── Material

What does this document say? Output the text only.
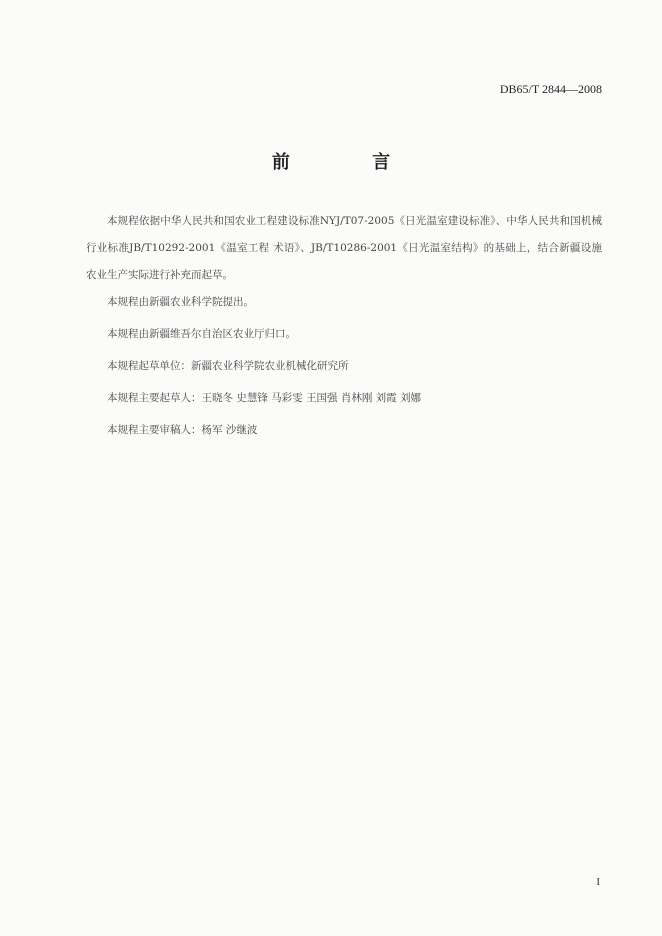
DB65/T 2844—2008
前 言

本规程依据中华人民共和国农业工程建设标准NYJ/T07-2005《日光温室建设标准》、中华人民共和国机械行业标准JB/T10292-2001《温室工程 术语》、JB/T10286-2001《日光温室结构》的基础上，结合新疆设施农业生产实际进行补充而起草。

本规程由新疆农业科学院提出。

本规程由新疆维吾尔自治区农业厅归口。

本规程起草单位：新疆农业科学院农业机械化研究所

本规程主要起草人：王晓冬 史慧锋 马彩雯 王国强 肖林刚 刘霞 刘娜

本规程主要审稿人：杨军 沙继波

I
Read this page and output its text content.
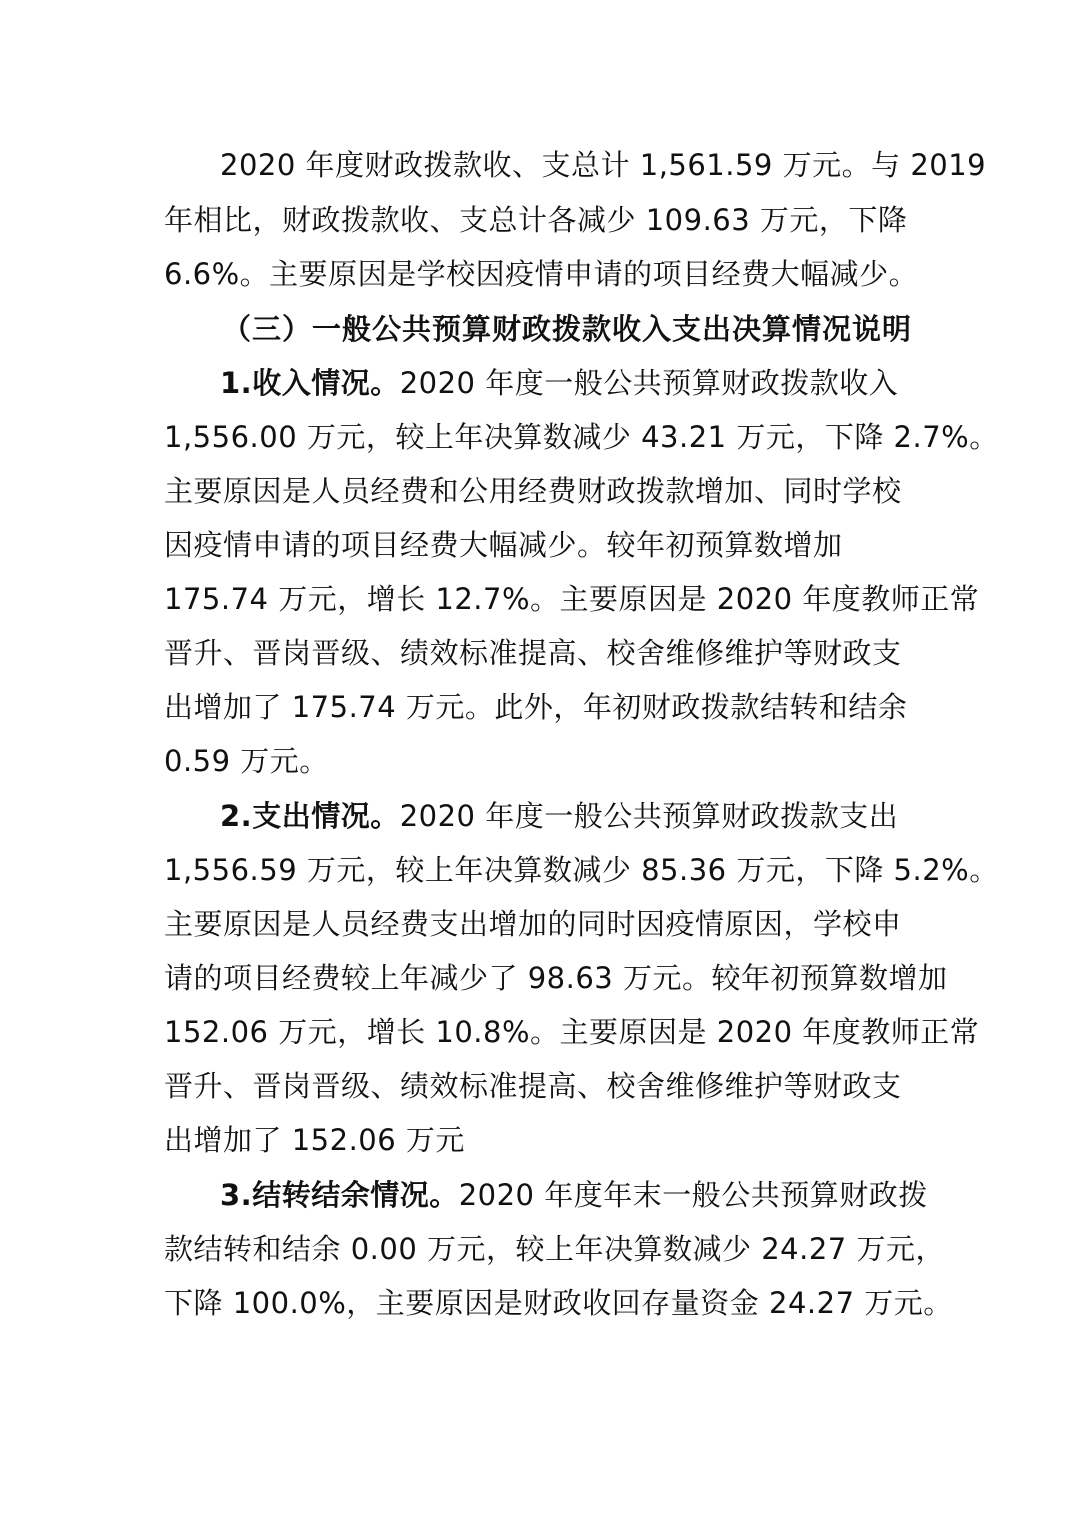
2020 年度财政拨款收、支总计 1,561.59 万元。与 2019
年相比，财政拨款收、支总计各减少 109.63 万元，下降
6.6%。主要原因是学校因疫情申请的项目经费大幅减少。
（三）一般公共预算财政拨款收入支出决算情况说明
1.收入情况。2020 年度一般公共预算财政拨款收入
1,556.00 万元，较上年决算数减少 43.21 万元，下降 2.7%。
主要原因是人员经费和公用经费财政拨款增加、同时学校
因疫情申请的项目经费大幅减少。较年初预算数增加
175.74 万元，增长 12.7%。主要原因是 2020 年度教师正常
晋升、晋岗晋级、绩效标准提高、校舍维修维护等财政支
出增加了 175.74 万元。此外，年初财政拨款结转和结余
0.59 万元。
2.支出情况。2020 年度一般公共预算财政拨款支出
1,556.59 万元，较上年决算数减少 85.36 万元，下降 5.2%。
主要原因是人员经费支出增加的同时因疫情原因，学校申
请的项目经费较上年减少了 98.63 万元。较年初预算数增加
152.06 万元，增长 10.8%。主要原因是 2020 年度教师正常
晋升、晋岗晋级、绩效标准提高、校舍维修维护等财政支
出增加了 152.06 万元
3.结转结余情况。2020 年度年末一般公共预算财政拨
款结转和结余 0.00 万元，较上年决算数减少 24.27 万元，
下降 100.0%，主要原因是财政收回存量资金 24.27 万元。
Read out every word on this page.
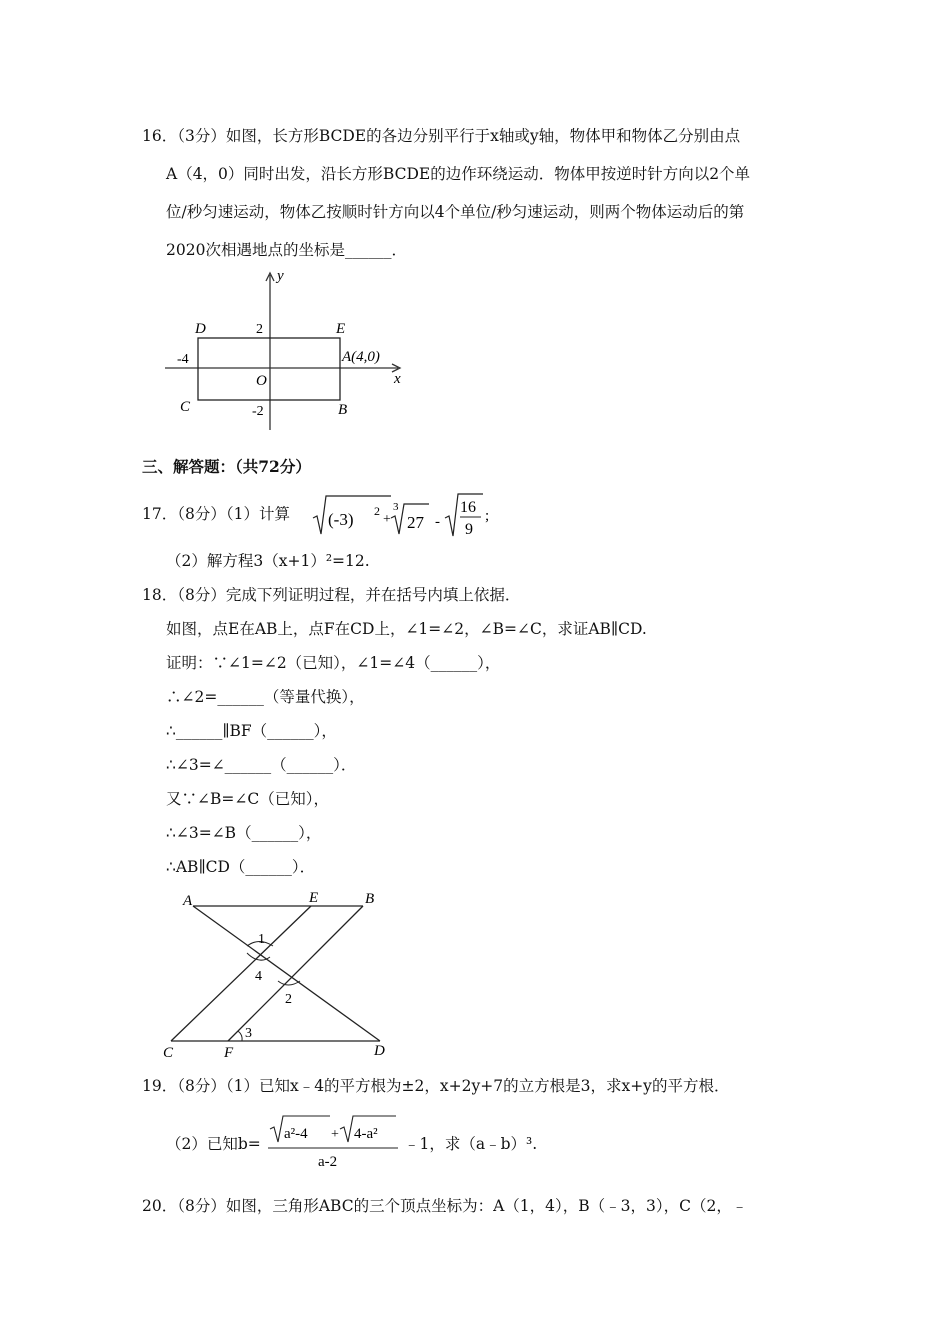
16．（3分）如图，长方形BCDE的各边分别平行于x轴或y轴，物体甲和物体乙分别由点
A（4，0）同时出发，沿长方形BCDE的边作环绕运动．物体甲按逆时针方向以2个单
位/秒匀速运动，物体乙按顺时针方向以4个单位/秒匀速运动，则两个物体运动后的第
2020次相遇地点的坐标是______．
y
x
D	E
C	B
O
2
-4
-2
A(4,0)
三、解答题：（共72分）
17．（8分）（1）计算 (-3) 2
+
3
27 -
16
9
;
（2）解方程3（x+1）²=12.
18．（8分）完成下列证明过程，并在括号内填上依据．
如图，点E在AB上，点F在CD上，∠1=∠2，∠B=∠C，求证AB∥CD.
证明：∵∠1=∠2（已知），∠1=∠4（______），
∴∠2=______（等量代换），
∴______∥BF（______），
∴∠3=∠______（______）．
又∵∠B=∠C（已知），
∴∠3=∠B（______），
∴AB∥CD（______）．
A	E	B
C	F	D
1
4
2
3
19．（8分）（1）已知x﹣4的平方根为±2，x+2y+7的立方根是3，求x+y的平方根．
（2）已知b=
a²-4 + 4-a²
a-2
﹣1，求（a﹣b）³.
20．（8分）如图，三角形ABC的三个顶点坐标为：A（1，4），B（﹣3，3），C（2，﹣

────

List the lines that contain the word "出增加了".

出增加了 175.74 万元。此外，年初财政拨款结转和结余
出增加了 152.06 万元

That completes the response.